*Work item A*
Copy the stretch from "Other steps to" through "the new hire." in the hiring article word for word.
*Work item B*
Answer these from the hiring article:
(i) What is the average cost per hire of recruiting STEM talent in North America?
(ii) In what city is Opportunity@Work based?
(iii) What is the industry-standard interview-to-hire ratio?

*Provided passage*

══════

Other steps to build out this talent pipeline are as follows, via Rosenblum:
- Understand the business problem to solve; then identify those skills needed for the role.
- Build a strategy of how to do this, which often includes finding a training partner or education provider.
- Design or adapt training for this talent market.
- Offer time-limited workplace experiences, such as internships, to practice skills that the workers have developed. This also reduces the risk of bringing this talent to the workplace by allowing for a period of time to try out the fit.
- Prepare managers to know what the employee is bringing. Have another manager act as a mentor or coach the new hire.
Other approaches include testing the skills of prospective hires. For highly technical roles, such as coding, skills testing works well, said PathSource’s Michel. The hiring manager can simply issue an exam, review the applicant’s code or have them build out coding. Outside of this role, skill testing becomes more challenging. The hiring manager can create their own assessments, which are hard to scale for all roles, said General Assembly’s Luke.
The question, then, is who should lead the process of hiring candidates from nontraditional education backgrounds? There are three stakeholder groups, said Papia Debroy, director of employer solutions at Opportunity@Work, a nonprofit dedicated to transforming hiring practices, expanding learning pathways and pioneering talent financing based in Washington, D.C.
- Someone in the C-suite who understands that there is talent the company is overlooking.
- The HR organization needs to be on board, due to the changing requirements of the recruiting team.
- Finally, the hiring manager needs to believe that their potential hire from the nontraditional path can be a successful candidate.
Results From Recruiting
A variety of results can come from taking away restrictions on job applicants. The first of which is putting new employees in the roles that the company has found difficult to fill.
Also, companies could see a lower cost to hiring these workers. The average cost of recruiting STEM talent in North America is $12,309 per hire, according to CEB’s “Employer Playbook: Best Practices and Tools to Recruit Technology Talent from Nontraditional Sources.” There’s also stiff competition that accompanies these positions, driving up the salary and benefits needed to sign workers on. However, candidates from nontraditional backgrounds, who didn’t spend the time or the fortune on traditional college, will likely accept a lower salary, the CEB paper said.
A reduction in the interview-to-hire ratio is another possible outcome of hiring candidates from nontraditional sources. SK Food Group Inc., a food manufacturing and service company based in Seattle, says it saw a reduced interview-to-hire ratio when it worked with LeadersUp, a talent development nonprofit and partner of Grads of Life. One out of every two applicants through LeadersUp saw an offer, which is much lower than the 18 to 1 industry standard, according to Grads of Life’s Rosenblum.
Finally, hiring from a more diverse candidate pool leads to a more diverse workforce. Online courses and other alternative learning platforms are a great way to enable the people who didn’t go to college but have potential to work their way up the socioeconomic ladder and into positions where they can make a difference, said PathSource’s Michel.
“The shift toward nontraditional education is going to be something that’s really, really good for America. It’s just a matter of getting to a point where employers can really trust and understand the value that different types of nontraditional educational approaches brings,” Michel said.

══════

*Material provided*
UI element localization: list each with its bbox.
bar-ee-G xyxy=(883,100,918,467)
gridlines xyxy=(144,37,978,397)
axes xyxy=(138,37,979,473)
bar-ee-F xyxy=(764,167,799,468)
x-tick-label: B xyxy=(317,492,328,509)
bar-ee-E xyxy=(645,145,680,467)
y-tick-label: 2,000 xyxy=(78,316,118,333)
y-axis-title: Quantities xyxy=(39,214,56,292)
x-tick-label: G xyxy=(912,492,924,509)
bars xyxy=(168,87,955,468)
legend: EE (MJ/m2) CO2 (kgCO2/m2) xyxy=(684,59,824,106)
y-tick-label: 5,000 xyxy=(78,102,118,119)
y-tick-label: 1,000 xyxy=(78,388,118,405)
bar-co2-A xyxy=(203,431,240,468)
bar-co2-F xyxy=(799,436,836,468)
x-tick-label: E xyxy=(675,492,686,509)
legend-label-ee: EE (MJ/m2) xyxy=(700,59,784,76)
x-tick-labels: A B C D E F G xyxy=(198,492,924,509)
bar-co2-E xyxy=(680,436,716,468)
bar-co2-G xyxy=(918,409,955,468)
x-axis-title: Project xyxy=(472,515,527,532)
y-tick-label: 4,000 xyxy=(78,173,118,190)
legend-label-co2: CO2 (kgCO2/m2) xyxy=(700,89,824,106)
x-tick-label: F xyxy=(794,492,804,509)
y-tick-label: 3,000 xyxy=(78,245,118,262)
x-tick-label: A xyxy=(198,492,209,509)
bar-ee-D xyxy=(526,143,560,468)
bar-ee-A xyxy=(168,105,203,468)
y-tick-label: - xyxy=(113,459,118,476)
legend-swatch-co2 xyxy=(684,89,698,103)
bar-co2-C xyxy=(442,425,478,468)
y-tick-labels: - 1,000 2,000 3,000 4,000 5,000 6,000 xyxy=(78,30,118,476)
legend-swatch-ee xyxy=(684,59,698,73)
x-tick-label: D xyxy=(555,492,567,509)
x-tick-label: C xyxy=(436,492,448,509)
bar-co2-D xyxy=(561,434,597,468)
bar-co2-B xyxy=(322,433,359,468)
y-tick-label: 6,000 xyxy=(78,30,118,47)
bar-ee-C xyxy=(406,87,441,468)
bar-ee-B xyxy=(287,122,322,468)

══════

*Exercise answer A*
Other steps to build out this talent pipeline are as follows, via Rosenblum:
- Understand the business problem to solve; then identify those skills needed for the role.
- Build a strategy of how to do this, which often includes finding a training partner or education provider.
- Design or adapt training for this talent market.
- Offer time-limited workplace experiences, such as internships, to practice skills that the workers have developed. This also reduces the risk of bringing this talent to the workplace by allowing for a period of time to try out the fit.
- Prepare managers to know what the employee is bringing. Have another manager act as a mentor or coach the new hire.

*Exercise answer B*
(i) $12,309
(ii) Washington, D.C.
(iii) 18 to 1